Input material:
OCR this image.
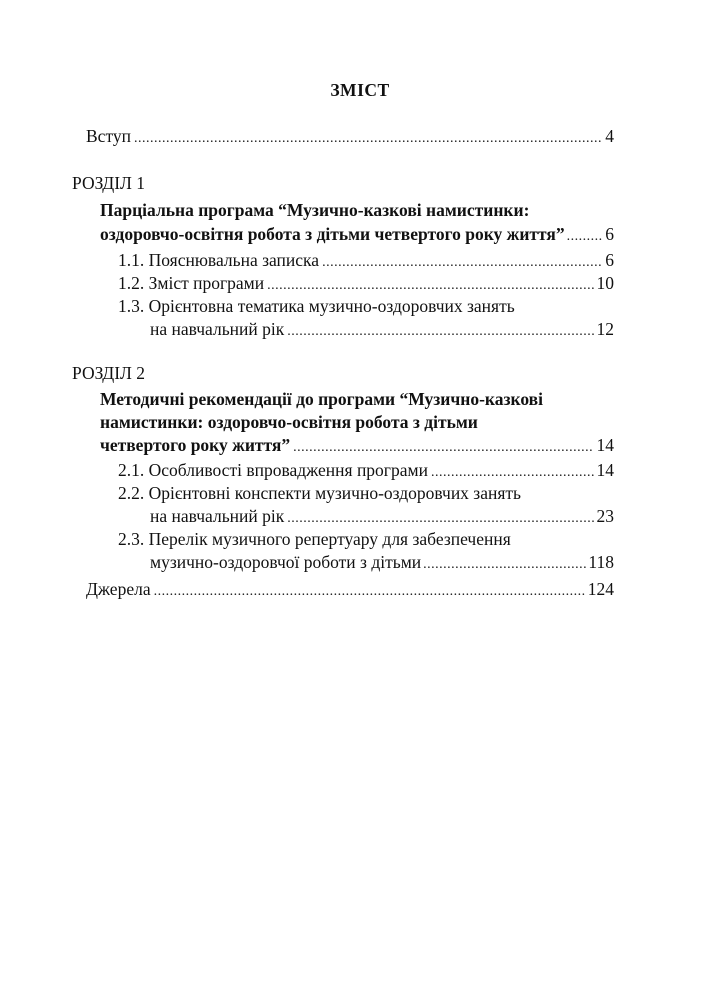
ЗМІСТ
Вступ .....	4
РОЗДІЛ 1
Парціальна програма “Музично-казкові намистинки:
оздоровчо-освітня робота з дітьми четвертого року життя” ..... 6
1.1. Пояснювальна записка .....	6
1.2. Зміст програми .....	10
1.3. Орієнтовна тематика музично-оздоровчих занять
на навчальний рік .....	12
РОЗДІЛ 2
Методичні рекомендації до програми “Музично-казкові
намистинки: оздоровчо-освітня робота з дітьми
четвертого року життя” .....	14
2.1. Особливості впровадження програми .....	14
2.2. Орієнтовні конспекти музично-оздоровчих занять
на навчальний рік .....	23
2.3. Перелік музичного репертуару для забезпечення
музично-оздоровчої роботи з дітьми .....	118
Джерела .....	124
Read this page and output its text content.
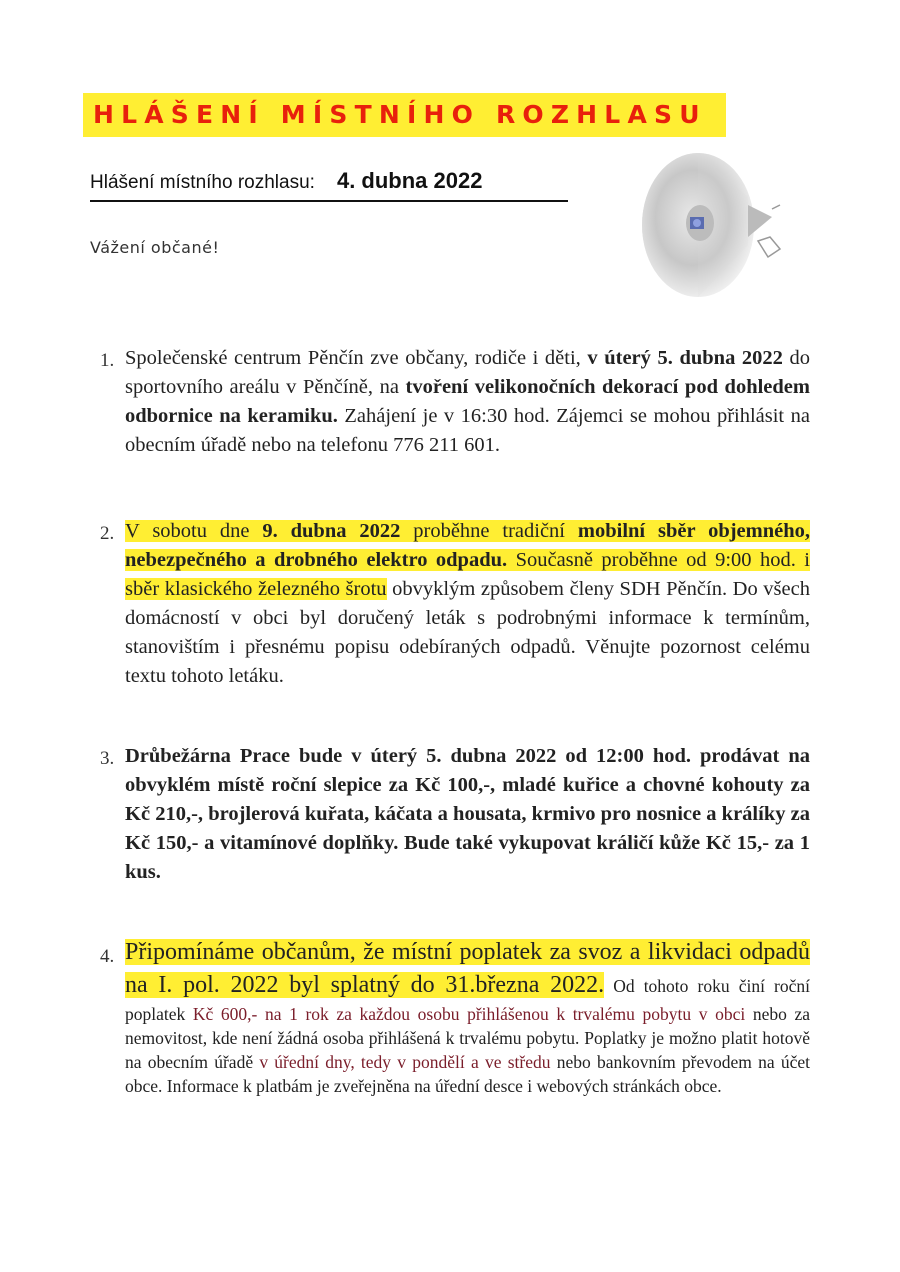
HLÁŠENÍ MÍSTNÍHO ROZHLASU
Hlášení místního rozhlasu: 4. dubna 2022
Vážení občané!
1. Společenské centrum Pěnčín zve občany, rodiče i děti, v úterý 5. dubna 2022 do sportovního areálu v Pěnčíně, na tvoření velikonočních dekorací pod dohledem odbornice na keramiku. Zahájení je v 16:30 hod. Zájemci se mohou přihlásit na obecním úřadě nebo na telefonu 776 211 601.
2. V sobotu dne 9. dubna 2022 proběhne tradiční mobilní sběr objemného, nebezpečného a drobného elektro odpadu. Současně proběhne od 9:00 hod. i sběr klasického železného šrotu obvyklým způsobem členy SDH Pěnčín. Do všech domácností v obci byl doručený leták s podrobnými informace k termínům, stanovištím i přesnému popisu odebíraných odpadů. Věnujte pozornost celému textu tohoto letáku.
3. Drůbežárna Prace bude v úterý 5. dubna 2022 od 12:00 hod. prodávat na obvyklém místě roční slepice za Kč 100,-, mladé kuřice a chovné kohouty za Kč 210,-, brojlerová kuřata, káčata a housata, krmivo pro nosnice a králíky za Kč 150,- a vitamínové doplňky. Bude také vykupovat králičí kůže Kč 15,- za 1 kus.
4. Připomínáme občanům, že místní poplatek za svoz a likvidaci odpadů na I. pol. 2022 byl splatný do 31.března 2022. Od tohoto roku činí roční poplatek Kč 600,- na 1 rok za každou osobu přihlášenou k trvalému pobytu v obci nebo za nemovitost, kde není žádná osoba přihlášená k trvalému pobytu. Poplatky je možno platit hotově na obecním úřadě v úřední dny, tedy v pondělí a ve středu nebo bankovním převodem na účet obce. Informace k platbám je zveřejněna na úřední desce i webových stránkách obce.
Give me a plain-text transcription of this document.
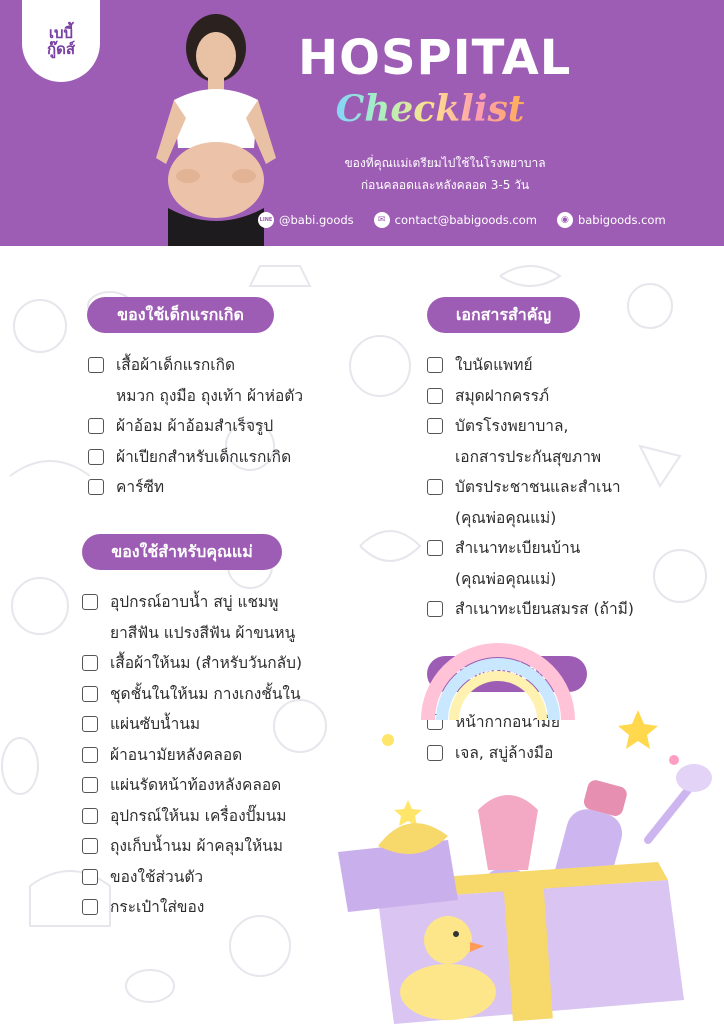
เบบี้
กู๊ดส์	HOSPITAL
Checklist
ของที่คุณแม่เตรียมไปใช้ในโรงพยาบาล
ก่อนคลอดและหลังคลอด 3-5 วัน
LINE @babi.goods	✉ contact@babigoods.com	◉ babigoods.com
ของใช้เด็กแรกเกิด
เสื้อผ้าเด็กแรกเกิด
หมวก ถุงมือ ถุงเท้า ผ้าห่อตัว
ผ้าอ้อม ผ้าอ้อมสำเร็จรูป
ผ้าเปียกสำหรับเด็กแรกเกิด
คาร์ซีท
ของใช้สำหรับคุณแม่
อุปกรณ์อาบน้ำ สบู่ แชมพู
ยาสีฟัน แปรงสีฟัน ผ้าขนหนู
เสื้อผ้าให้นม (สำหรับวันกลับ)
ชุดชั้นในให้นม กางเกงชั้นใน
แผ่นซับน้ำนม
ผ้าอนามัยหลังคลอด
แผ่นรัดหน้าท้องหลังคลอด
อุปกรณ์ให้นม เครื่องปั๊มนม
ถุงเก็บน้ำนม ผ้าคลุมให้นม
ของใช้ส่วนตัว
กระเป๋าใส่ของ
เอกสารสำคัญ
ใบนัดแพทย์
สมุดฝากครรภ์
บัตรโรงพยาบาล,
เอกสารประกันสุขภาพ
บัตรประชาชนและสำเนา
(คุณพ่อคุณแม่)
สำเนาทะเบียนบ้าน
(คุณพ่อคุณแม่)
สำเนาทะเบียนสมรส (ถ้ามี)
ป้องกันเชื้อโรค
หน้ากากอนามัย
เจล, สบู่ล้างมือ
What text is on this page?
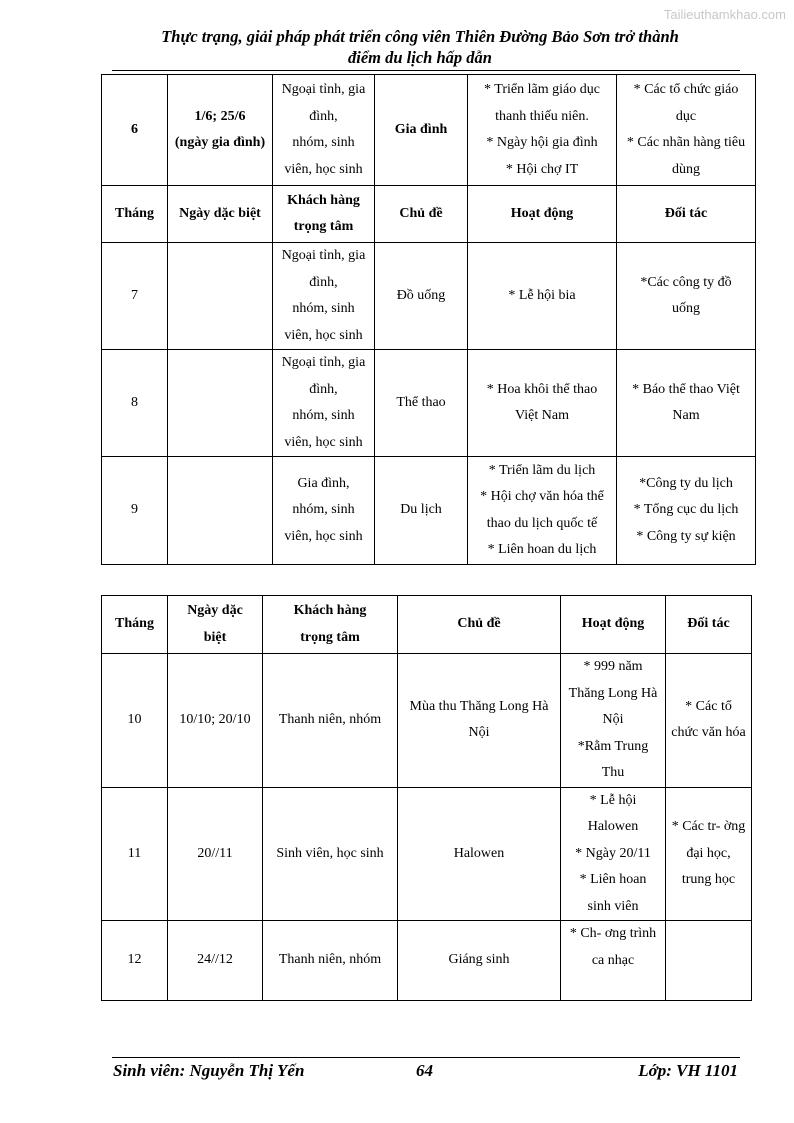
Tailieuthamkhao.com
Thực trạng, giải pháp phát triển công viên Thiên Đường Bảo Sơn trở thành
điểm du lịch hấp dẫn
6	1/6; 25/6
(ngày gia đình)	Ngoại tỉnh, gia
đình,
nhóm, sinh
viên, học sinh	Gia đình	* Triển lãm giáo dục
thanh thiếu niên.
* Ngày hội gia đình
* Hội chợ IT	* Các tổ chức giáo
dục
* Các nhãn hàng tiêu
dùng

Tháng	Ngày dặc biệt	Khách hàng
trọng tâm	Chủ đề	Hoạt động	Đối tác
7		Ngoại tỉnh, gia
đình,
nhóm, sinh
viên, học sinh	Đồ uống	* Lễ hội bia	*Các công ty đồ
uống

8		Ngoại tỉnh, gia
đình,
nhóm, sinh
viên, học sinh	Thể thao	* Hoa khôi thể thao
Việt Nam	* Báo thể thao Việt
Nam

9		Gia đình,
nhóm, sinh
viên, học sinh	Du lịch	* Triển lãm du lịch
* Hội chợ văn hóa thể
thao du lịch quốc tế
* Liên hoan du lịch	*Công ty du lịch
* Tổng cục du lịch
* Công ty sự kiện
Tháng	Ngày dặc
biệt	Khách hàng
trọng tâm	Chủ đề	Hoạt động	Đối tác
10	10/10; 20/10	Thanh niên, nhóm	Mùa thu Thăng Long Hà
Nội	* 999 năm
Thăng Long Hà
Nội
*Rằm Trung
Thu	* Các tổ
chức văn hóa

11	20//11	Sinh viên, học sinh	Halowen	* Lễ hội
Halowen
* Ngày 20/11
* Liên hoan
sinh viên	* Các tr- ờng
đại học,
trung học

12	24//12	Thanh niên, nhóm	Giáng sinh	* Ch- ơng trình
ca nhạc	

Sinh viên: Nguyễn Thị Yến	64	Lớp: VH 1101
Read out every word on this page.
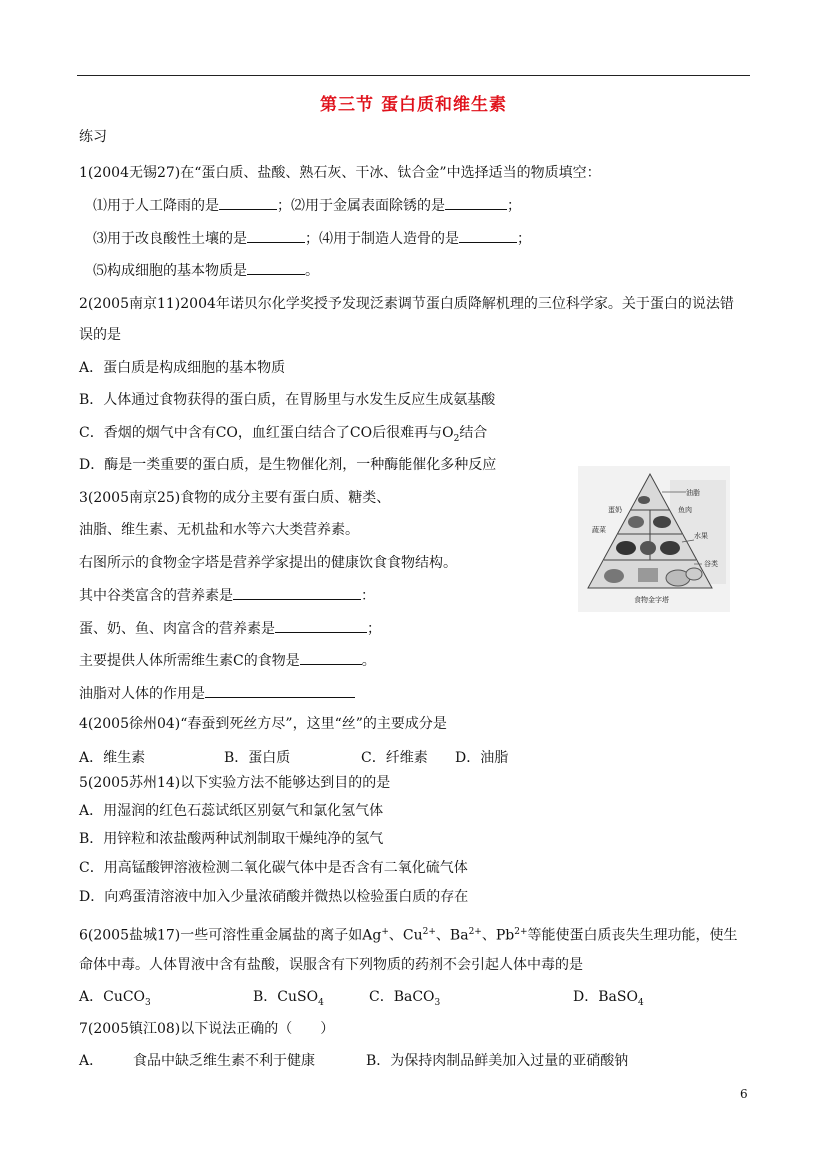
第三节 蛋白质和维生素
练习
1(2004无锡27)在“蛋白质、盐酸、熟石灰、干冰、钛合金”中选择适当的物质填空：
⑴用于人工降雨的是	；⑵用于金属表面除锈的是	；
⑶用于改良酸性土壤的是	；⑷用于制造人造骨的是	；
⑸构成细胞的基本物质是	。
2(2005南京11)2004年诺贝尔化学奖授予发现泛素调节蛋白质降解机理的三位科学家。关于蛋白的说法错
误的是
A．蛋白质是构成细胞的基本物质
B．人体通过食物获得的蛋白质，在胃肠里与水发生反应生成氨基酸
C．香烟的烟气中含有CO，血红蛋白结合了CO后很难再与$O_2$结合
D．酶是一类重要的蛋白质，是生物催化剂，一种酶能催化多种反应
3(2005南京25)食物的成分主要有蛋白质、糖类、
油脂、维生素、无机盐和水等六大类营养素。
右图所示的食物金字塔是营养学家提出的健康饮食食物结构。
其中谷类富含的营养素是	：
蛋、奶、鱼、肉富含的营养素是	；
主要提供人体所需维生素C的食物是	。
油脂对人体的作用是
油脂
蛋奶	鱼肉
蔬菜
水果
谷类
食物金字塔
4(2005徐州04)“春蚕到死丝方尽”，这里“丝”的主要成分是
A．维生素	B．蛋白质	C．纤维素 D．油脂
5(2005苏州14)以下实验方法不能够达到目的的是
A．用湿润的红色石蕊试纸区别氨气和氯化氢气体
B．用锌粒和浓盐酸两种试剂制取干燥纯净的氢气
C．用高锰酸钾溶液检测二氧化碳气体中是否含有二氧化硫气体
D．向鸡蛋清溶液中加入少量浓硝酸并微热以检验蛋白质的存在
6(2005盐城17)一些可溶性重金属盐的离子如Ag+、$Cu^{2+}$、$Ba^{2+}$、$Pb^{2+}$等能使蛋白质丧失生理功能，使生
命体中毒。人体胃液中含有盐酸，误服含有下列物质的药剂不会引起人体中毒的是
A．CuCO$_3$	B．CuSO$_4$	C．BaCO$_3$	D．BaSO$_4$
7(2005镇江08)以下说法正确的（　　）
A． 食品中缺乏维生素不利于健康	B．为保持肉制品鲜美加入过量的亚硝酸钠
6
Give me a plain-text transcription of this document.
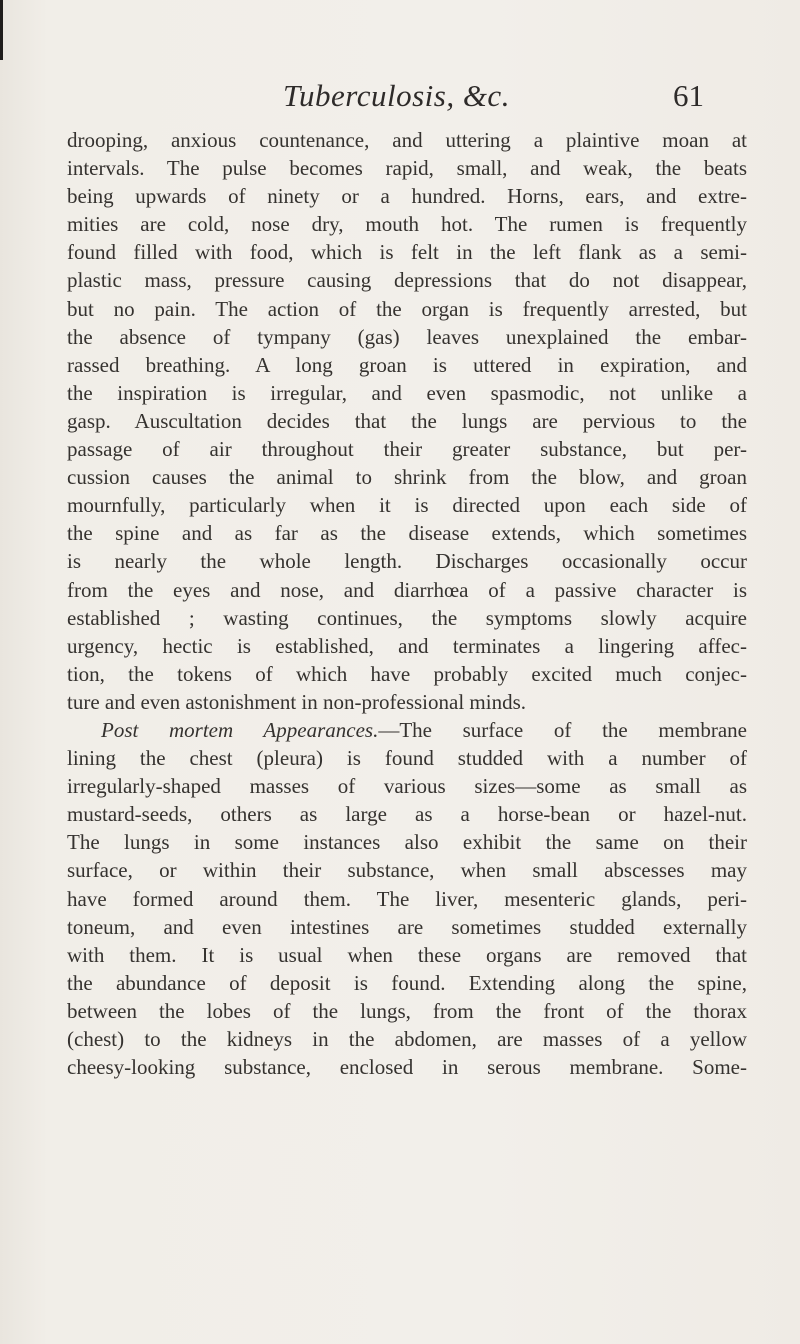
Tuberculosis, &c.	61
drooping, anxious countenance, and uttering a plaintive moan at
intervals. The pulse becomes rapid, small, and weak, the beats
being upwards of ninety or a hundred. Horns, ears, and extre-
mities are cold, nose dry, mouth hot. The rumen is frequently
found filled with food, which is felt in the left flank as a semi-
plastic mass, pressure causing depressions that do not disappear,
but no pain. The action of the organ is frequently arrested, but
the absence of tympany (gas) leaves unexplained the embar-
rassed breathing. A long groan is uttered in expiration, and
the inspiration is irregular, and even spasmodic, not unlike a
gasp. Auscultation decides that the lungs are pervious to the
passage of air throughout their greater substance, but per-
cussion causes the animal to shrink from the blow, and groan
mournfully, particularly when it is directed upon each side of
the spine and as far as the disease extends, which sometimes
is nearly the whole length. Discharges occasionally occur
from the eyes and nose, and diarrhœa of a passive character is
established ; wasting continues, the symptoms slowly acquire
urgency, hectic is established, and terminates a lingering affec-
tion, the tokens of which have probably excited much conjec-
ture and even astonishment in non-professional minds.
Post mortem Appearances.—The surface of the membrane
lining the chest (pleura) is found studded with a number of
irregularly-shaped masses of various sizes—some as small as
mustard-seeds, others as large as a horse-bean or hazel-nut.
The lungs in some instances also exhibit the same on their
surface, or within their substance, when small abscesses may
have formed around them. The liver, mesenteric glands, peri-
toneum, and even intestines are sometimes studded externally
with them. It is usual when these organs are removed that
the abundance of deposit is found. Extending along the spine,
between the lobes of the lungs, from the front of the thorax
(chest) to the kidneys in the abdomen, are masses of a yellow
cheesy-looking substance, enclosed in serous membrane. Some-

What you should do: Using the listing above, return all lines where the word "казкові" occurs.

Answer to this problem:
Парціальна програма “Музично-казкові намистинки:
Методичні рекомендації до програми “Музично-казкові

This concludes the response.